WHAT THE EXERCISE ASKS - Every record below should be written out exactly; pictures stay out.

PROVIDED INFORMATION -
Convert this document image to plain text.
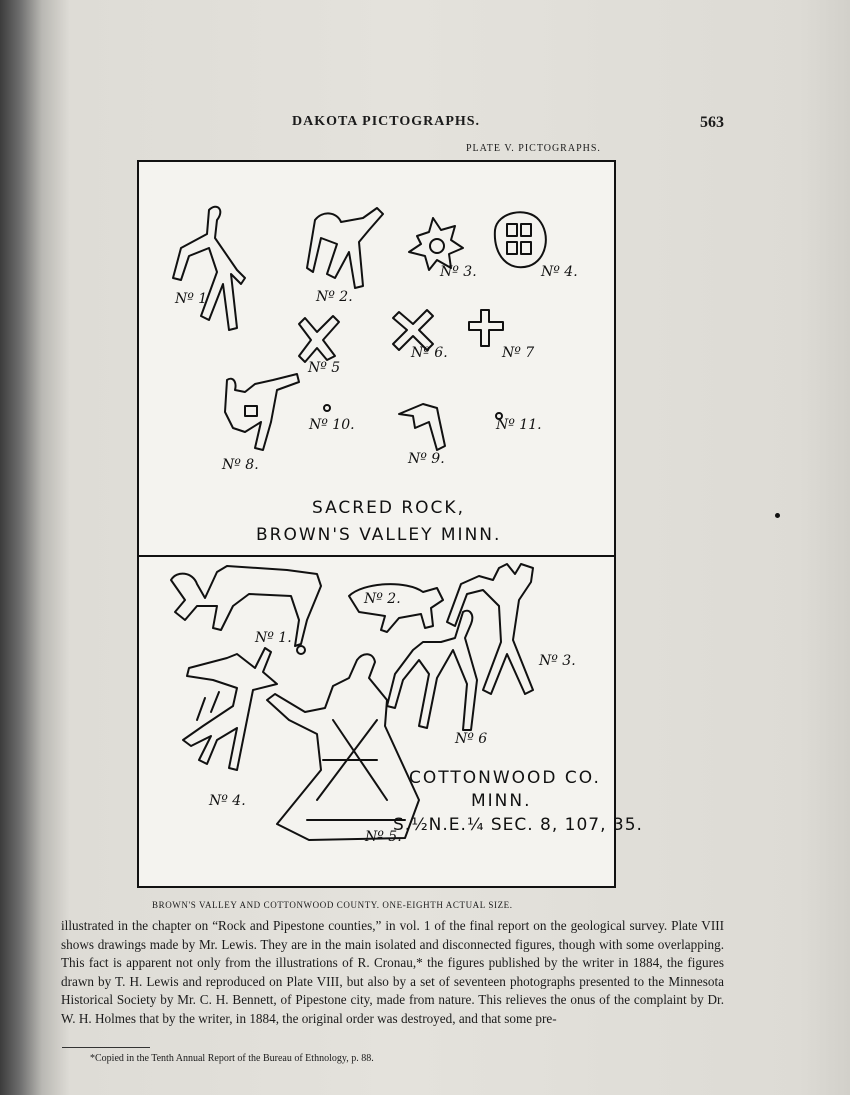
DAKOTA PICTOGRAPHS.	563
PLATE V. PICTOGRAPHS.
Nº 1	Nº 2.
Nº 3.	Nº 4.
Nº 5
Nº 6.	Nº 7
Nº 8.	Nº 9.
Nº 10.	Nº 11.
SACRED ROCK,
BROWN'S VALLEY MINN.
Nº 1.
Nº 2.
Nº 3.
Nº 4.
Nº 5.
Nº 6
COTTONWOOD CO.
MINN.
S.½N.E.¼ SEC. 8, 107, 35.
BROWN'S VALLEY AND COTTONWOOD COUNTY. ONE-EIGHTH ACTUAL SIZE.

illustrated in the chapter on “Rock and Pipestone counties,” in vol. 1 of the final report on the geological survey. Plate VIII shows drawings made by Mr. Lewis. They are in the main isolated and disconnected figures, though with some overlapping. This fact is apparent not only from the illustrations of R. Cronau,* the figures published by the writer in 1884, the figures drawn by T. H. Lewis and reproduced on Plate VIII, but also by a set of seventeen photographs presented to the Minnesota Historical Society by Mr. C. H. Bennett, of Pipestone city, made from nature. This relieves the onus of the complaint by Dr. W. H. Holmes that by the writer, in 1884, the original order was destroyed, and that some pre-

*Copied in the Tenth Annual Report of the Bureau of Ethnology, p. 88.
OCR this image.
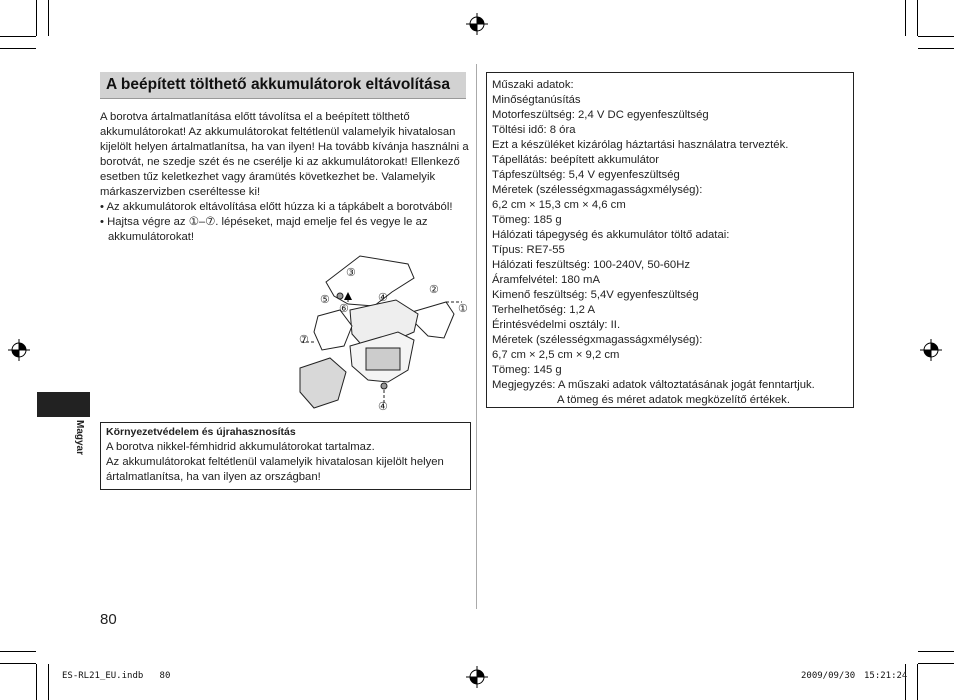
A beépített tölthető akkumulátorok eltávolítása
A borotva ártalmatlanítása előtt távolítsa el a beépített tölthető
akkumulátorokat! Az akkumulátorokat feltétlenül valamelyik hivatalosan
kijelölt helyen ártalmatlanítsa, ha van ilyen! Ha tovább kívánja használni a
borotvát, ne szedje szét és ne cserélje ki az akkumulátorokat! Ellenkező
esetben tűz keletkezhet vagy áramütés következhet be. Valamelyik
márkaszervizben cseréltesse ki!
• Az akkumulátorok eltávolítása előtt húzza ki a tápkábelt a borotvából!
• Hajtsa végre az ①–⑦. lépéseket, majd emelje fel és vegye le az
akkumulátorokat!
③
②
④
⑤
⑥	①
⑦
④
Környezetvédelem és újrahasznosítás
A borotva nikkel-fémhidrid akkumulátorokat tartalmaz.
Az akkumulátorokat feltétlenül valamelyik hivatalosan kijelölt helyen
ártalmatlanítsa, ha van ilyen az országban!
Műszaki adatok:
Minőségtanúsítás
Motorfeszültség: 2,4 V DC egyenfeszültség
Töltési idő: 8 óra
Ezt a készüléket kizárólag háztartási használatra tervezték.
Tápellátás: beépített akkumulátor
Tápfeszültség: 5,4 V egyenfeszültség
Méretek (szélességxmagasságxmélység):
6,2 cm × 15,3 cm × 4,6 cm
Tömeg: 185 g
Hálózati tápegység és akkumulátor töltő adatai:
Típus: RE7-55
Hálózati feszültség: 100-240V, 50-60Hz
Áramfelvétel: 180 mA
Kimenő feszültség: 5,4V egyenfeszültség
Terhelhetőség: 1,2 A
Érintésvédelmi osztály: II.
Méretek (szélességxmagasságxmélység):
6,7 cm × 2,5 cm × 9,2 cm
Tömeg: 145 g
Megjegyzés: A műszaki adatok változtatásának jogát fenntartjuk.
A tömeg és méret adatok megközelítő értékek.
Magyar
80
ES-RL21_EU.indb   80	2009/09/30 15:21:24
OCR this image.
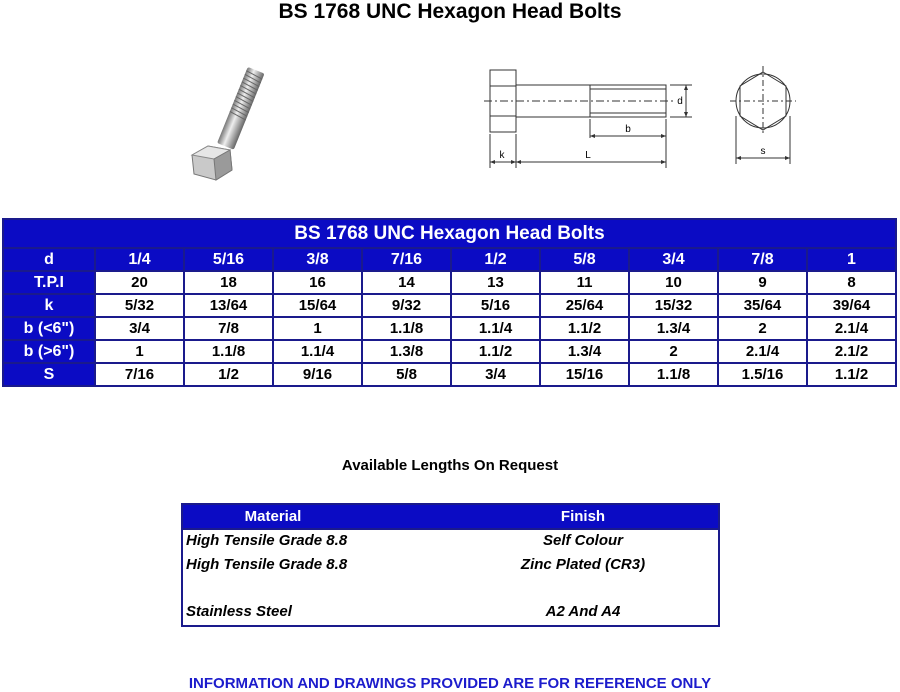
BS 1768 UNC Hexagon Head Bolts
k	L
b
d
s
BS 1768 UNC Hexagon Head Bolts									
d	1/4	5/16	3/8	7/16	1/2	5/8	3/4	7/8	1
T.P.I	20	18	16	14	13	11	10	9	8
k	5/32	13/64	15/64	9/32	5/16	25/64	15/32	35/64	39/64
b (<6")	3/4	7/8	1	1.1/8	1.1/4	1.1/2	1.3/4	2	2.1/4
b (>6")	1	1.1/8	1.1/4	1.3/8	1.1/2	1.3/4	2	2.1/4	2.1/2
S	7/16	1/2	9/16	5/8	3/4	15/16	1.1/8	1.5/16	1.1/2
Available Lengths On Request
Material	Finish
High Tensile Grade 8.8	Self Colour
High Tensile Grade 8.8	Zinc Plated (CR3)
Stainless Steel	A2 And A4
INFORMATION AND DRAWINGS PROVIDED ARE FOR REFERENCE ONLY
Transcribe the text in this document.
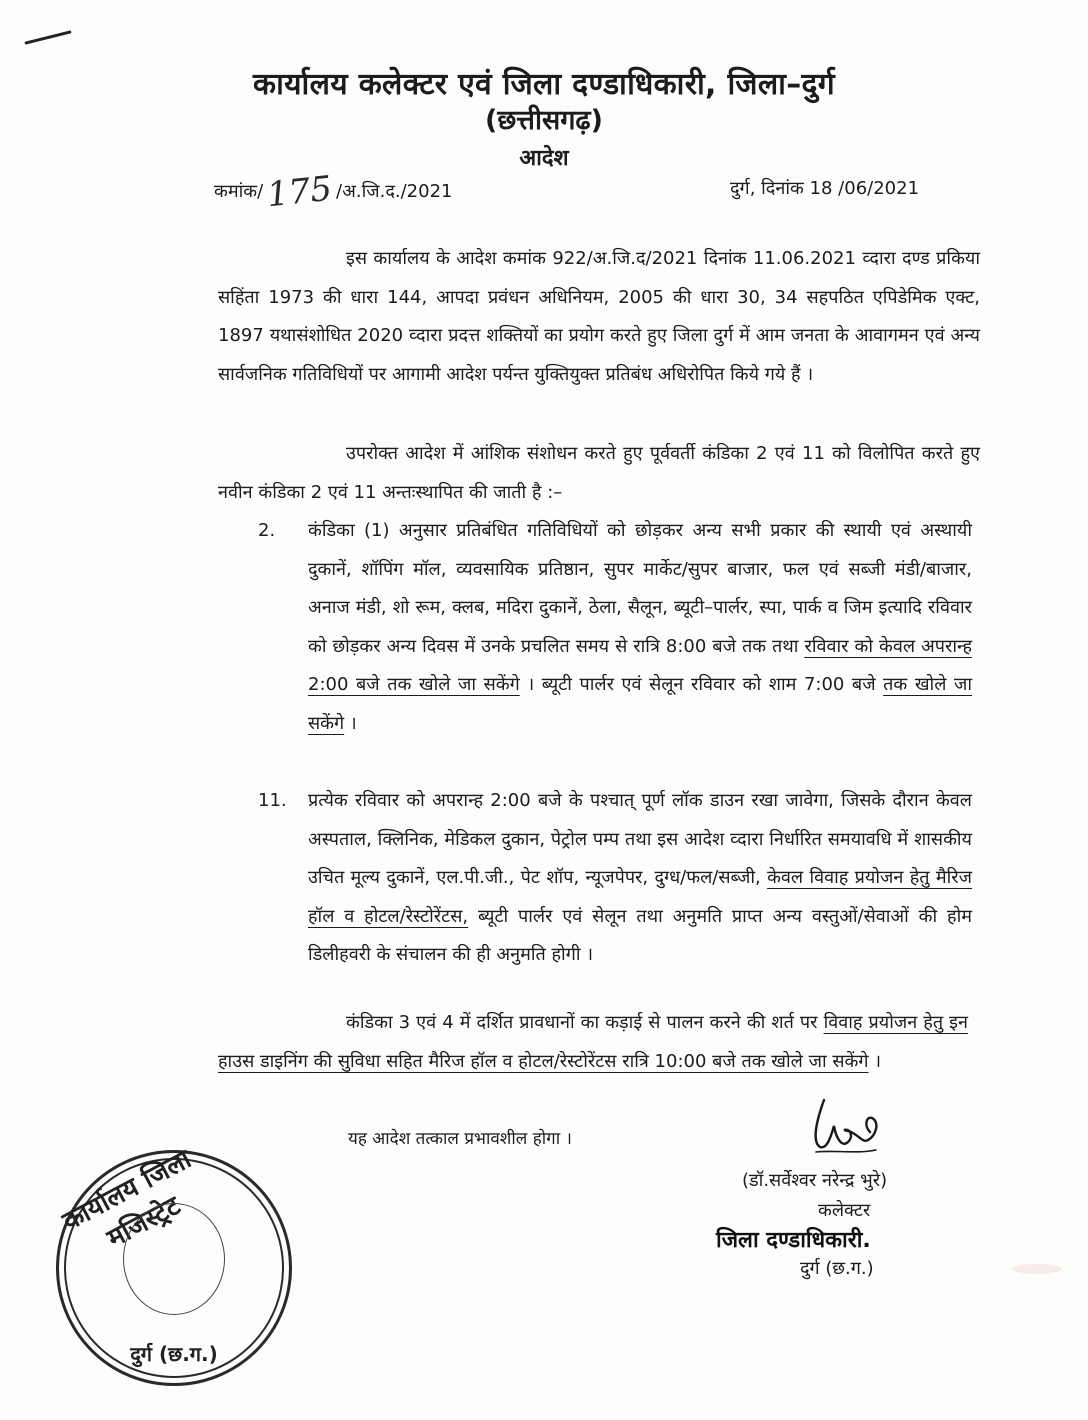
कार्यालय कलेक्टर एवं जिला दण्डाधिकारी, जिला–दुर्ग
(छत्तीसगढ़)
आदेश
कमांक/175 /अ.जि.द./2021	दुर्ग, दिनांक 18 /06/2021
इस कार्यालय के आदेश कमांक 922/अ.जि.द/2021 दिनांक 11.06.2021 व्दारा दण्ड प्रकिया सहिंता 1973 की धारा 144, आपदा प्रवंधन अधिनियम, 2005 की धारा 30, 34 सहपठित एपिडेमिक एक्ट, 1897 यथासंशोधित 2020 व्दारा प्रदत्त शक्तियों का प्रयोग करते हुए जिला दुर्ग में आम जनता के आवागमन एवं अन्य सार्वजनिक गतिविधियों पर आगामी आदेश पर्यन्त युक्तियुक्त प्रतिबंध अधिरोपित किये गये हैं ।
उपरोक्त आदेश में आंशिक संशोधन करते हुए पूर्ववर्ती कंडिका 2 एवं 11 को विलोपित करते हुए नवीन कंडिका 2 एवं 11 अन्तःस्थापित की जाती है :–
2. कंडिका (1) अनुसार प्रतिबंधित गतिविधियों को छोड़कर अन्य सभी प्रकार की स्थायी एवं अस्थायी दुकानें, शॉपिंग मॉल, व्यवसायिक प्रतिष्ठान, सुपर मार्केट/सुपर बाजार, फल एवं सब्जी मंडी/बाजार, अनाज मंडी, शो रूम, क्लब, मदिरा दुकानें, ठेला, सैलून, ब्यूटी–पार्लर, स्पा, पार्क व जिम इत्यादि रविवार को छोड़कर अन्य दिवस में उनके प्रचलित समय से रात्रि 8:00 बजे तक तथा रविवार को केवल अपरान्ह 2:00 बजे तक खोले जा सकेंगे । ब्यूटी पार्लर एवं सेलून रविवार को शाम 7:00 बजे तक खोले जा सकेंगे ।
11. प्रत्येक रविवार को अपरान्ह 2:00 बजे के पश्चात् पूर्ण लॉक डाउन रखा जावेगा, जिसके दौरान केवल अस्पताल, क्लिनिक, मेडिकल दुकान, पेट्रोल पम्प तथा इस आदेश व्दारा निर्धारित समयावधि में शासकीय उचित मूल्य दुकानें, एल.पी.जी., पेट शॉप, न्यूजपेपर, दुग्ध/फल/सब्जी, केवल विवाह प्रयोजन हेतु मैरिज हॉल व होटल/रेस्टोरेंटस, ब्यूटी पार्लर एवं सेलून तथा अनुमति प्राप्त अन्य वस्तुओं/सेवाओं की होम डिलीहवरी के संचालन की ही अनुमति होगी ।
कंडिका 3 एवं 4 में दर्शित प्रावधानों का कड़ाई से पालन करने की शर्त पर विवाह प्रयोजन हेतु इन हाउस डाइनिंग की सुविधा सहित मैरिज हॉल व होटल/रेस्टोरेंटस रात्रि 10:00 बजे तक खोले जा सकेंगे ।
यह आदेश तत्काल प्रभावशील होगा ।
(डॉ.सर्वेश्वर नरेन्द्र भुरे)
कलेक्टर
जिला दण्डाधिकारी.
दुर्ग (छ.ग.)
कार्यालय जिला मजिस्ट्रेट
दुर्ग (छ.ग.)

TASK ANSWER -
Convert this document image to plain text.
DAKOTA PICTOGRAPHS.	563
PLATE V. PICTOGRAPHS.
Nº 1	Nº 2.
Nº 3.	Nº 4.
Nº 5
Nº 6.	Nº 7
Nº 8.	Nº 9.
Nº 10.	Nº 11.
SACRED ROCK,
BROWN'S VALLEY MINN.
Nº 1.
Nº 2.
Nº 3.
Nº 4.
Nº 5.
Nº 6
COTTONWOOD CO.
MINN.
S.½N.E.¼ SEC. 8, 107, 35.
BROWN'S VALLEY AND COTTONWOOD COUNTY. ONE-EIGHTH ACTUAL SIZE.

illustrated in the chapter on “Rock and Pipestone counties,” in vol. 1 of the final report on the geological survey. Plate VIII shows drawings made by Mr. Lewis. They are in the main isolated and disconnected figures, though with some overlapping. This fact is apparent not only from the illustrations of R. Cronau,* the figures published by the writer in 1884, the figures drawn by T. H. Lewis and reproduced on Plate VIII, but also by a set of seventeen photographs presented to the Minnesota Historical Society by Mr. C. H. Bennett, of Pipestone city, made from nature. This relieves the onus of the complaint by Dr. W. H. Holmes that by the writer, in 1884, the original order was destroyed, and that some pre-

*Copied in the Tenth Annual Report of the Bureau of Ethnology, p. 88.
OCR this image.
A beépített tölthető akkumulátorok eltávolítása
A borotva ártalmatlanítása előtt távolítsa el a beépített tölthető
akkumulátorokat! Az akkumulátorokat feltétlenül valamelyik hivatalosan
kijelölt helyen ártalmatlanítsa, ha van ilyen! Ha tovább kívánja használni a
borotvát, ne szedje szét és ne cserélje ki az akkumulátorokat! Ellenkező
esetben tűz keletkezhet vagy áramütés következhet be. Valamelyik
márkaszervizben cseréltesse ki!
• Az akkumulátorok eltávolítása előtt húzza ki a tápkábelt a borotvából!
• Hajtsa végre az ①–⑦. lépéseket, majd emelje fel és vegye le az
akkumulátorokat!
③
②
④
⑤
⑥	①
⑦
④
Környezetvédelem és újrahasznosítás
A borotva nikkel-fémhidrid akkumulátorokat tartalmaz.
Az akkumulátorokat feltétlenül valamelyik hivatalosan kijelölt helyen
ártalmatlanítsa, ha van ilyen az országban!
Műszaki adatok:
Minőségtanúsítás
Motorfeszültség: 2,4 V DC egyenfeszültség
Töltési idő: 8 óra
Ezt a készüléket kizárólag háztartási használatra tervezték.
Tápellátás: beépített akkumulátor
Tápfeszültség: 5,4 V egyenfeszültség
Méretek (szélességxmagasságxmélység):
6,2 cm × 15,3 cm × 4,6 cm
Tömeg: 185 g
Hálózati tápegység és akkumulátor töltő adatai:
Típus: RE7-55
Hálózati feszültség: 100-240V, 50-60Hz
Áramfelvétel: 180 mA
Kimenő feszültség: 5,4V egyenfeszültség
Terhelhetőség: 1,2 A
Érintésvédelmi osztály: II.
Méretek (szélességxmagasságxmélység):
6,7 cm × 2,5 cm × 9,2 cm
Tömeg: 145 g
Megjegyzés: A műszaki adatok változtatásának jogát fenntartjuk.
A tömeg és méret adatok megközelítő értékek.
Magyar
80
ES-RL21_EU.indb   80	2009/09/30 15:21:24
OCR this image.
BS 1768 UNC Hexagon Head Bolts
k	L
b
d
s
BS 1768 UNC Hexagon Head Bolts									
d	1/4	5/16	3/8	7/16	1/2	5/8	3/4	7/8	1
T.P.I	20	18	16	14	13	11	10	9	8
k	5/32	13/64	15/64	9/32	5/16	25/64	15/32	35/64	39/64
b (<6")	3/4	7/8	1	1.1/8	1.1/4	1.1/2	1.3/4	2	2.1/4
b (>6")	1	1.1/8	1.1/4	1.3/8	1.1/2	1.3/4	2	2.1/4	2.1/2
S	7/16	1/2	9/16	5/8	3/4	15/16	1.1/8	1.5/16	1.1/2
Available Lengths On Request
Material	Finish
High Tensile Grade 8.8	Self Colour
High Tensile Grade 8.8	Zinc Plated (CR3)
Stainless Steel	A2 And A4
INFORMATION AND DRAWINGS PROVIDED ARE FOR REFERENCE ONLY
Transcribe the text in this document.
कार्यालय कलेक्टर एवं जिला दण्डाधिकारी, जिला–दुर्ग
(छत्तीसगढ़)
आदेश
कमांक/175 /अ.जि.द./2021	दुर्ग, दिनांक 18 /06/2021
इस कार्यालय के आदेश कमांक 922/अ.जि.द/2021 दिनांक 11.06.2021 व्दारा दण्ड प्रकिया सहिंता 1973 की धारा 144, आपदा प्रवंधन अधिनियम, 2005 की धारा 30, 34 सहपठित एपिडेमिक एक्ट, 1897 यथासंशोधित 2020 व्दारा प्रदत्त शक्तियों का प्रयोग करते हुए जिला दुर्ग में आम जनता के आवागमन एवं अन्य सार्वजनिक गतिविधियों पर आगामी आदेश पर्यन्त युक्तियुक्त प्रतिबंध अधिरोपित किये गये हैं ।
उपरोक्त आदेश में आंशिक संशोधन करते हुए पूर्ववर्ती कंडिका 2 एवं 11 को विलोपित करते हुए नवीन कंडिका 2 एवं 11 अन्तःस्थापित की जाती है :–
2. कंडिका (1) अनुसार प्रतिबंधित गतिविधियों को छोड़कर अन्य सभी प्रकार की स्थायी एवं अस्थायी दुकानें, शॉपिंग मॉल, व्यवसायिक प्रतिष्ठान, सुपर मार्केट/सुपर बाजार, फल एवं सब्जी मंडी/बाजार, अनाज मंडी, शो रूम, क्लब, मदिरा दुकानें, ठेला, सैलून, ब्यूटी–पार्लर, स्पा, पार्क व जिम इत्यादि रविवार को छोड़कर अन्य दिवस में उनके प्रचलित समय से रात्रि 8:00 बजे तक तथा रविवार को केवल अपरान्ह 2:00 बजे तक खोले जा सकेंगे । ब्यूटी पार्लर एवं सेलून रविवार को शाम 7:00 बजे तक खोले जा सकेंगे ।
11. प्रत्येक रविवार को अपरान्ह 2:00 बजे के पश्चात् पूर्ण लॉक डाउन रखा जावेगा, जिसके दौरान केवल अस्पताल, क्लिनिक, मेडिकल दुकान, पेट्रोल पम्प तथा इस आदेश व्दारा निर्धारित समयावधि में शासकीय उचित मूल्य दुकानें, एल.पी.जी., पेट शॉप, न्यूजपेपर, दुग्ध/फल/सब्जी, केवल विवाह प्रयोजन हेतु मैरिज हॉल व होटल/रेस्टोरेंटस, ब्यूटी पार्लर एवं सेलून तथा अनुमति प्राप्त अन्य वस्तुओं/सेवाओं की होम डिलीहवरी के संचालन की ही अनुमति होगी ।
कंडिका 3 एवं 4 में दर्शित प्रावधानों का कड़ाई से पालन करने की शर्त पर विवाह प्रयोजन हेतु इन हाउस डाइनिंग की सुविधा सहित मैरिज हॉल व होटल/रेस्टोरेंटस रात्रि 10:00 बजे तक खोले जा सकेंगे ।
यह आदेश तत्काल प्रभावशील होगा ।
(डॉ.सर्वेश्वर नरेन्द्र भुरे)
कलेक्टर
जिला दण्डाधिकारी.
दुर्ग (छ.ग.)
कार्यालय जिला मजिस्ट्रेट
दुर्ग (छ.ग.)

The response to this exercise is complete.